◆ **PROMPT**:
Repeat all of the material exactly as given.

━━━━━━━━━━

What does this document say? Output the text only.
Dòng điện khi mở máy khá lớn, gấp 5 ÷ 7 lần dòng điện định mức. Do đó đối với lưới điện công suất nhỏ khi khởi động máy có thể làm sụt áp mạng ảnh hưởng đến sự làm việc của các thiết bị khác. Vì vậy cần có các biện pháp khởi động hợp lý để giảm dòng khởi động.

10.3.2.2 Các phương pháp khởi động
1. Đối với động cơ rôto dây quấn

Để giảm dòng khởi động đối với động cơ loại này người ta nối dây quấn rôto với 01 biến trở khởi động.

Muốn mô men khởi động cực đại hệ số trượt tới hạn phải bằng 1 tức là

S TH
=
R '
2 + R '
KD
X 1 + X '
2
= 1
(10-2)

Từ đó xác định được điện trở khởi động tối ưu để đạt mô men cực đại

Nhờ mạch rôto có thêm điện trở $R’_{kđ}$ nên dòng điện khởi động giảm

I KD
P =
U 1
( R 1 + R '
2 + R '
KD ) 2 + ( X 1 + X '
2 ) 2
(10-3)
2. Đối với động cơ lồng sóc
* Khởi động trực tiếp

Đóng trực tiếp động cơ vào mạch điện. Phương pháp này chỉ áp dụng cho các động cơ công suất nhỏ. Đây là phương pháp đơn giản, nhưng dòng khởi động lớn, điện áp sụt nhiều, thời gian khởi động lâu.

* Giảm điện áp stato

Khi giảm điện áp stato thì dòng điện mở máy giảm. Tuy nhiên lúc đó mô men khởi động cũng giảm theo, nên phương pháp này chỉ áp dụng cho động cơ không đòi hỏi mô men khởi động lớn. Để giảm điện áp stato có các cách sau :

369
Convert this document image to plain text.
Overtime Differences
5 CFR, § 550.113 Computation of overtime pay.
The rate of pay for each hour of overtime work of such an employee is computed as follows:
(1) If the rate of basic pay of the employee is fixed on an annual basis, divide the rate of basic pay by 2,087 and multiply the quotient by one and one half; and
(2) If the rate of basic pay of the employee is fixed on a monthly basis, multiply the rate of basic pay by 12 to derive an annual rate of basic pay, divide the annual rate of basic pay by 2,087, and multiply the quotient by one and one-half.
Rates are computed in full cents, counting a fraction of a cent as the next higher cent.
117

━━━━━━━━━━

◆ **COMPLETED TASK**:
What does this document say? Output the text only.
Dòng điện khi mở máy khá lớn, gấp 5 ÷ 7 lần dòng điện định mức. Do đó đối với lưới điện công suất nhỏ khi khởi động máy có thể làm sụt áp mạng ảnh hưởng đến sự làm việc của các thiết bị khác. Vì vậy cần có các biện pháp khởi động hợp lý để giảm dòng khởi động.

10.3.2.2 Các phương pháp khởi động
1. Đối với động cơ rôto dây quấn

Để giảm dòng khởi động đối với động cơ loại này người ta nối dây quấn rôto với 01 biến trở khởi động.

Muốn mô men khởi động cực đại hệ số trượt tới hạn phải bằng 1 tức là

S TH
=
R '
2 + R '
KD
X 1 + X '
2
= 1
(10-2)

Từ đó xác định được điện trở khởi động tối ưu để đạt mô men cực đại

Nhờ mạch rôto có thêm điện trở $R’_{kđ}$ nên dòng điện khởi động giảm

I KD
P =
U 1
( R 1 + R '
2 + R '
KD ) 2 + ( X 1 + X '
2 ) 2
(10-3)
2. Đối với động cơ lồng sóc
* Khởi động trực tiếp

Đóng trực tiếp động cơ vào mạch điện. Phương pháp này chỉ áp dụng cho các động cơ công suất nhỏ. Đây là phương pháp đơn giản, nhưng dòng khởi động lớn, điện áp sụt nhiều, thời gian khởi động lâu.

* Giảm điện áp stato

Khi giảm điện áp stato thì dòng điện mở máy giảm. Tuy nhiên lúc đó mô men khởi động cũng giảm theo, nên phương pháp này chỉ áp dụng cho động cơ không đòi hỏi mô men khởi động lớn. Để giảm điện áp stato có các cách sau :

369
Convert this document image to plain text.
Overtime Differences
5 CFR, § 550.113 Computation of overtime pay.
The rate of pay for each hour of overtime work of such an employee is computed as follows:
(1) If the rate of basic pay of the employee is fixed on an annual basis, divide the rate of basic pay by 2,087 and multiply the quotient by one and one half; and
(2) If the rate of basic pay of the employee is fixed on a monthly basis, multiply the rate of basic pay by 12 to derive an annual rate of basic pay, divide the annual rate of basic pay by 2,087, and multiply the quotient by one and one-half.
Rates are computed in full cents, counting a fraction of a cent as the next higher cent.
117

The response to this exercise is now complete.